**Stated exercise:** Reproduce the rows below without any changes.

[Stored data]
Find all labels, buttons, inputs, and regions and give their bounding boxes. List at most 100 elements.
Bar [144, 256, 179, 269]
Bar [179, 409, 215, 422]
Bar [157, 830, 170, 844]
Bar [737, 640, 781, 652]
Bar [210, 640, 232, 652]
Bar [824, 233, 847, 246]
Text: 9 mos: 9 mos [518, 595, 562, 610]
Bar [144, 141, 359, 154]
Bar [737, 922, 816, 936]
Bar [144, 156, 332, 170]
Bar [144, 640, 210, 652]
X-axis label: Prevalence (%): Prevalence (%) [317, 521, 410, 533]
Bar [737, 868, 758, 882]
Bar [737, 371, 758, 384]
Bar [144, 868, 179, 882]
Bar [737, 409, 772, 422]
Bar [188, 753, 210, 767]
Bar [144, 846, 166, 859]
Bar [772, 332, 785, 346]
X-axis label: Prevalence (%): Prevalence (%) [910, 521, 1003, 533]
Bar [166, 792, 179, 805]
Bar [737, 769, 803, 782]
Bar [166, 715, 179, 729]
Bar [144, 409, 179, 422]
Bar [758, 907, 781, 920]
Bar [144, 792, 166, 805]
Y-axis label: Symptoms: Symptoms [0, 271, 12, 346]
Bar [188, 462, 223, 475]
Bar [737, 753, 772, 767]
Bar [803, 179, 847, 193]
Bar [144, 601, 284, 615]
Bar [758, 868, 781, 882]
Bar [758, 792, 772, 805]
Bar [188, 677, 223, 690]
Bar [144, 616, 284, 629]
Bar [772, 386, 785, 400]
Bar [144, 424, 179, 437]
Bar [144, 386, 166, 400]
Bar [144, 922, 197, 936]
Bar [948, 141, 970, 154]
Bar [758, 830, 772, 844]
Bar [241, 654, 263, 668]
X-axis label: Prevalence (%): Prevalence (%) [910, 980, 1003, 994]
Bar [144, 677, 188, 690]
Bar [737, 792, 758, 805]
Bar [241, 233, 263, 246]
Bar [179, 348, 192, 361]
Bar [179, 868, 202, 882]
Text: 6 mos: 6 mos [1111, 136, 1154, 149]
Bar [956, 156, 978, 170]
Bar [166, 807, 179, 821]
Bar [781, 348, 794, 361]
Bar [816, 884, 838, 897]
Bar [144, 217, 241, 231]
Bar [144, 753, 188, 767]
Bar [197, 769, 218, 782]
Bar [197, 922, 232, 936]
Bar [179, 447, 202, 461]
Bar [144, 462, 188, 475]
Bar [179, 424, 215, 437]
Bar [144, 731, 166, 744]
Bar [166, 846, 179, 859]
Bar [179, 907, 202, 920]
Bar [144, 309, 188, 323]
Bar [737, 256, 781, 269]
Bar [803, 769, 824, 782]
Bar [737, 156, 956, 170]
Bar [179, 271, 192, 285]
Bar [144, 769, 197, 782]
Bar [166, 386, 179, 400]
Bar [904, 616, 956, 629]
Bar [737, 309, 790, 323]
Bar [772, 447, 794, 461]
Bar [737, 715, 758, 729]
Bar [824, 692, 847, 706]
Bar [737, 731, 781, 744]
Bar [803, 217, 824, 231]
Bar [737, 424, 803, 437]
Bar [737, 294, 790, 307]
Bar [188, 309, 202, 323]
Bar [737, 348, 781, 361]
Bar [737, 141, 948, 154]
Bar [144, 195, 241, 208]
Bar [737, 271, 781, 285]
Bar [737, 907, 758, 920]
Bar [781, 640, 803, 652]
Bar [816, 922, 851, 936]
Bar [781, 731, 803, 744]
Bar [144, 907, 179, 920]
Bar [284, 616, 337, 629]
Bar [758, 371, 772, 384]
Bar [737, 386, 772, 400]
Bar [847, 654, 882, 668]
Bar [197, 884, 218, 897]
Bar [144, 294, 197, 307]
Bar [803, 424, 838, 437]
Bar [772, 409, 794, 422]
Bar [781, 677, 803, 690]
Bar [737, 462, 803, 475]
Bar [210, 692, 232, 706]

**Expected answer:**
Find all labels, buttons, inputs, and regions and give their bounding boxes. List at most 100 elements.
Bar [144, 256, 179, 269]
Bar [179, 409, 215, 422]
Bar [157, 830, 170, 844]
Bar [737, 640, 781, 652]
Bar [210, 640, 232, 652]
Bar [824, 233, 847, 246]
Text: 9 mos: 9 mos [518, 595, 562, 610]
Bar [144, 141, 359, 154]
Bar [737, 922, 816, 936]
Bar [144, 156, 332, 170]
Bar [144, 640, 210, 652]
X-axis label: Prevalence (%): Prevalence (%) [317, 521, 410, 533]
Bar [737, 868, 758, 882]
Bar [737, 371, 758, 384]
Bar [144, 868, 179, 882]
Bar [737, 409, 772, 422]
Bar [188, 753, 210, 767]
Bar [144, 846, 166, 859]
Bar [772, 332, 785, 346]
X-axis label: Prevalence (%): Prevalence (%) [910, 521, 1003, 533]
Bar [166, 792, 179, 805]
Bar [737, 769, 803, 782]
Bar [166, 715, 179, 729]
Bar [144, 409, 179, 422]
Bar [758, 907, 781, 920]
Bar [144, 792, 166, 805]
Y-axis label: Symptoms: Symptoms [0, 271, 12, 346]
Bar [188, 462, 223, 475]
Bar [737, 753, 772, 767]
Bar [803, 179, 847, 193]
Bar [144, 601, 284, 615]
Bar [758, 868, 781, 882]
Bar [758, 792, 772, 805]
Bar [188, 677, 223, 690]
Bar [144, 616, 284, 629]
Bar [772, 386, 785, 400]
Bar [144, 424, 179, 437]
Bar [144, 386, 166, 400]
Bar [144, 922, 197, 936]
Bar [948, 141, 970, 154]
Bar [758, 830, 772, 844]
Bar [241, 654, 263, 668]
X-axis label: Prevalence (%): Prevalence (%) [910, 980, 1003, 994]
Bar [144, 677, 188, 690]
Bar [737, 792, 758, 805]
Bar [241, 233, 263, 246]
Bar [179, 348, 192, 361]
Bar [179, 868, 202, 882]
Text: 6 mos: 6 mos [1111, 136, 1154, 149]
Bar [956, 156, 978, 170]
Bar [166, 807, 179, 821]
Bar [781, 348, 794, 361]
Bar [816, 884, 838, 897]
Bar [144, 217, 241, 231]
Bar [144, 753, 188, 767]
Bar [197, 769, 218, 782]
Bar [197, 922, 232, 936]
Bar [179, 447, 202, 461]
Bar [144, 462, 188, 475]
Bar [179, 424, 215, 437]
Bar [144, 731, 166, 744]
Bar [166, 846, 179, 859]
Bar [179, 907, 202, 920]
Bar [144, 309, 188, 323]
Bar [737, 256, 781, 269]
Bar [803, 769, 824, 782]
Bar [737, 156, 956, 170]
Bar [179, 271, 192, 285]
Bar [144, 769, 197, 782]
Bar [166, 386, 179, 400]
Bar [904, 616, 956, 629]
Bar [737, 309, 790, 323]
Bar [772, 447, 794, 461]
Bar [737, 715, 758, 729]
Bar [824, 692, 847, 706]
Bar [737, 731, 781, 744]
Bar [803, 217, 824, 231]
Bar [737, 424, 803, 437]
Bar [737, 294, 790, 307]
Bar [188, 309, 202, 323]
Bar [737, 348, 781, 361]
Bar [737, 141, 948, 154]
Bar [144, 195, 241, 208]
Bar [737, 271, 781, 285]
Bar [737, 907, 758, 920]
Bar [781, 640, 803, 652]
Bar [816, 922, 851, 936]
Bar [781, 731, 803, 744]
Bar [144, 907, 179, 920]
Bar [284, 616, 337, 629]
Bar [758, 371, 772, 384]
Bar [737, 386, 772, 400]
Bar [847, 654, 882, 668]
Bar [197, 884, 218, 897]
Bar [144, 294, 197, 307]
Bar [803, 424, 838, 437]
Bar [772, 409, 794, 422]
Bar [781, 677, 803, 690]
Bar [737, 462, 803, 475]
Bar [210, 692, 232, 706]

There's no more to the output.